#### Listed entries
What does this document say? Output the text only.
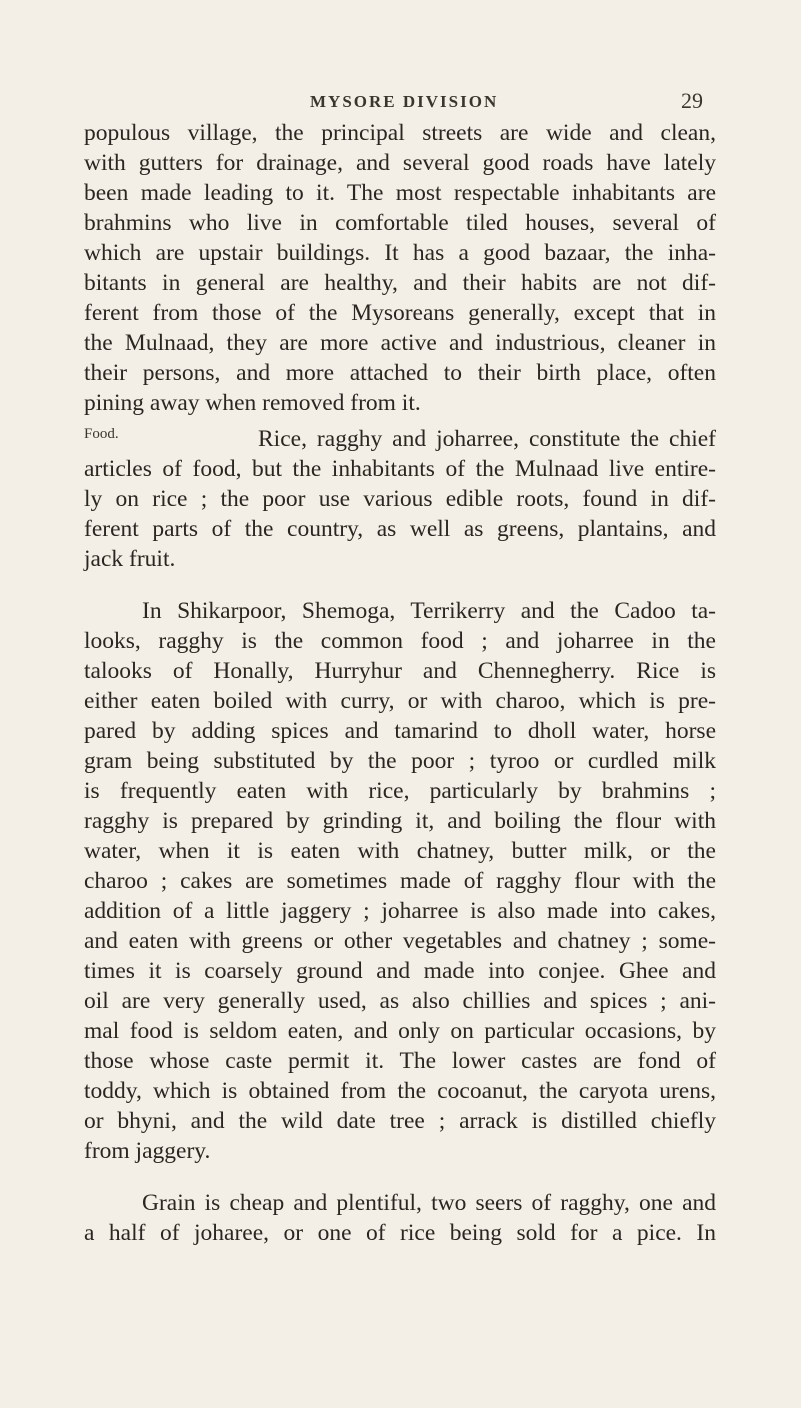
MYSORE DIVISION	29
populous village, the principal streets are wide and clean,
with gutters for drainage, and several good roads have lately
been made leading to it. The most respectable inhabitants are
brahmins who live in comfortable tiled houses, several of
which are upstair buildings. It has a good bazaar, the inha-
bitants in general are healthy, and their habits are not dif-
ferent from those of the Mysoreans generally, except that in
the Mulnaad, they are more active and industrious, cleaner in
their persons, and more attached to their birth place, often
pining away when removed from it.
Food.	Rice, ragghy and joharree, constitute the chief
articles of food, but the inhabitants of the Mulnaad live entire-
ly on rice ; the poor use various edible roots, found in dif-
ferent parts of the country, as well as greens, plantains, and
jack fruit.
In Shikarpoor, Shemoga, Terrikerry and the Cadoo ta-
looks, ragghy is the common food ; and joharree in the
talooks of Honally, Hurryhur and Chennegherry. Rice is
either eaten boiled with curry, or with charoo, which is pre-
pared by adding spices and tamarind to dholl water, horse
gram being substituted by the poor ; tyroo or curdled milk
is frequently eaten with rice, particularly by brahmins ;
ragghy is prepared by grinding it, and boiling the flour with
water, when it is eaten with chatney, butter milk, or the
charoo ; cakes are sometimes made of ragghy flour with the
addition of a little jaggery ; joharree is also made into cakes,
and eaten with greens or other vegetables and chatney ; some-
times it is coarsely ground and made into conjee. Ghee and
oil are very generally used, as also chillies and spices ; ani-
mal food is seldom eaten, and only on particular occasions, by
those whose caste permit it. The lower castes are fond of
toddy, which is obtained from the cocoanut, the caryota urens,
or bhyni, and the wild date tree ; arrack is distilled chiefly
from jaggery.
Grain is cheap and plentiful, two seers of ragghy, one and
a half of joharee, or one of rice being sold for a pice. In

#### Request
Give the count of lines that hold the word "only", with nothing added.

#### Written solution
2